**TASK STATEMENT**
Set down every record once more, exactly as given.

**DATA PROVIDED**
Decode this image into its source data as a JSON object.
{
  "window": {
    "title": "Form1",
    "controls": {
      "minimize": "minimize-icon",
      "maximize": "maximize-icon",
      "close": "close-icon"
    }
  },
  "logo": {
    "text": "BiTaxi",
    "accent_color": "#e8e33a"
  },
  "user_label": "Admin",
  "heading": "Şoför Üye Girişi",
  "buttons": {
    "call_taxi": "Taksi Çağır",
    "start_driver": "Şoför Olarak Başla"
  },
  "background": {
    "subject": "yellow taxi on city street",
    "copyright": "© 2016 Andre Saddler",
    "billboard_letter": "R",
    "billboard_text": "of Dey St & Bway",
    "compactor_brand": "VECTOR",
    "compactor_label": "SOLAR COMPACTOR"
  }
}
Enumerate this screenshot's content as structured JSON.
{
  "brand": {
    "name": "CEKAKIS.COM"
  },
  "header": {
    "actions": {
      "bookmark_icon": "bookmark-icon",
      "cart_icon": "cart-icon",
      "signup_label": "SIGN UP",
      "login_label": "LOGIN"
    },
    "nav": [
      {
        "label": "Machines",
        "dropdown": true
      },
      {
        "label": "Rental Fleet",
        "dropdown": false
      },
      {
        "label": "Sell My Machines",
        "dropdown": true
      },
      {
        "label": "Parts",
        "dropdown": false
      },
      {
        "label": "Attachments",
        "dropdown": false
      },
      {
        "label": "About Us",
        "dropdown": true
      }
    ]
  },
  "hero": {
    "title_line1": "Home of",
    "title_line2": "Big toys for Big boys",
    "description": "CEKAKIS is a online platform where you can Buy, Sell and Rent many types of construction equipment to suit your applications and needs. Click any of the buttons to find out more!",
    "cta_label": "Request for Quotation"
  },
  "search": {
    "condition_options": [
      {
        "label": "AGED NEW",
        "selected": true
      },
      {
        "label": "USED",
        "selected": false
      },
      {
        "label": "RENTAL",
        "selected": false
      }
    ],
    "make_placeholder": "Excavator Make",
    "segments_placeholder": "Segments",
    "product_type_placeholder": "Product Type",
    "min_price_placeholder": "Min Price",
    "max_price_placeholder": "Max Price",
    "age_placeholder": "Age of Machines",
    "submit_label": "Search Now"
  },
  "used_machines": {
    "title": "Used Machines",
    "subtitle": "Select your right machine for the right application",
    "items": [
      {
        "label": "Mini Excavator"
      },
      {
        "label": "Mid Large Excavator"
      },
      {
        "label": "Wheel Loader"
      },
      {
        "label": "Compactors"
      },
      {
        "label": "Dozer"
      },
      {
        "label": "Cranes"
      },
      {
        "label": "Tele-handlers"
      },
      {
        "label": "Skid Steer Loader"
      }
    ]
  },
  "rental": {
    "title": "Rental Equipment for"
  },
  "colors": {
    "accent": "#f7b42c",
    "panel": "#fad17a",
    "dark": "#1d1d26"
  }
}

**SOLUTION TO THIS PROBLEM**
Decode this image into its source data as a JSON object.
{
  "window": {
    "title": "Form1",
    "controls": {
      "minimize": "minimize-icon",
      "maximize": "maximize-icon",
      "close": "close-icon"
    }
  },
  "logo": {
    "text": "BiTaxi",
    "accent_color": "#e8e33a"
  },
  "user_label": "Admin",
  "heading": "Şoför Üye Girişi",
  "buttons": {
    "call_taxi": "Taksi Çağır",
    "start_driver": "Şoför Olarak Başla"
  },
  "background": {
    "subject": "yellow taxi on city street",
    "copyright": "© 2016 Andre Saddler",
    "billboard_letter": "R",
    "billboard_text": "of Dey St & Bway",
    "compactor_brand": "VECTOR",
    "compactor_label": "SOLAR COMPACTOR"
  }
}
Enumerate this screenshot's content as structured JSON.
{
  "brand": {
    "name": "CEKAKIS.COM"
  },
  "header": {
    "actions": {
      "bookmark_icon": "bookmark-icon",
      "cart_icon": "cart-icon",
      "signup_label": "SIGN UP",
      "login_label": "LOGIN"
    },
    "nav": [
      {
        "label": "Machines",
        "dropdown": true
      },
      {
        "label": "Rental Fleet",
        "dropdown": false
      },
      {
        "label": "Sell My Machines",
        "dropdown": true
      },
      {
        "label": "Parts",
        "dropdown": false
      },
      {
        "label": "Attachments",
        "dropdown": false
      },
      {
        "label": "About Us",
        "dropdown": true
      }
    ]
  },
  "hero": {
    "title_line1": "Home of",
    "title_line2": "Big toys for Big boys",
    "description": "CEKAKIS is a online platform where you can Buy, Sell and Rent many types of construction equipment to suit your applications and needs. Click any of the buttons to find out more!",
    "cta_label": "Request for Quotation"
  },
  "search": {
    "condition_options": [
      {
        "label": "AGED NEW",
        "selected": true
      },
      {
        "label": "USED",
        "selected": false
      },
      {
        "label": "RENTAL",
        "selected": false
      }
    ],
    "make_placeholder": "Excavator Make",
    "segments_placeholder": "Segments",
    "product_type_placeholder": "Product Type",
    "min_price_placeholder": "Min Price",
    "max_price_placeholder": "Max Price",
    "age_placeholder": "Age of Machines",
    "submit_label": "Search Now"
  },
  "used_machines": {
    "title": "Used Machines",
    "subtitle": "Select your right machine for the right application",
    "items": [
      {
        "label": "Mini Excavator"
      },
      {
        "label": "Mid Large Excavator"
      },
      {
        "label": "Wheel Loader"
      },
      {
        "label": "Compactors"
      },
      {
        "label": "Dozer"
      },
      {
        "label": "Cranes"
      },
      {
        "label": "Tele-handlers"
      },
      {
        "label": "Skid Steer Loader"
      }
    ]
  },
  "rental": {
    "title": "Rental Equipment for"
  },
  "colors": {
    "accent": "#f7b42c",
    "panel": "#fad17a",
    "dark": "#1d1d26"
  }
}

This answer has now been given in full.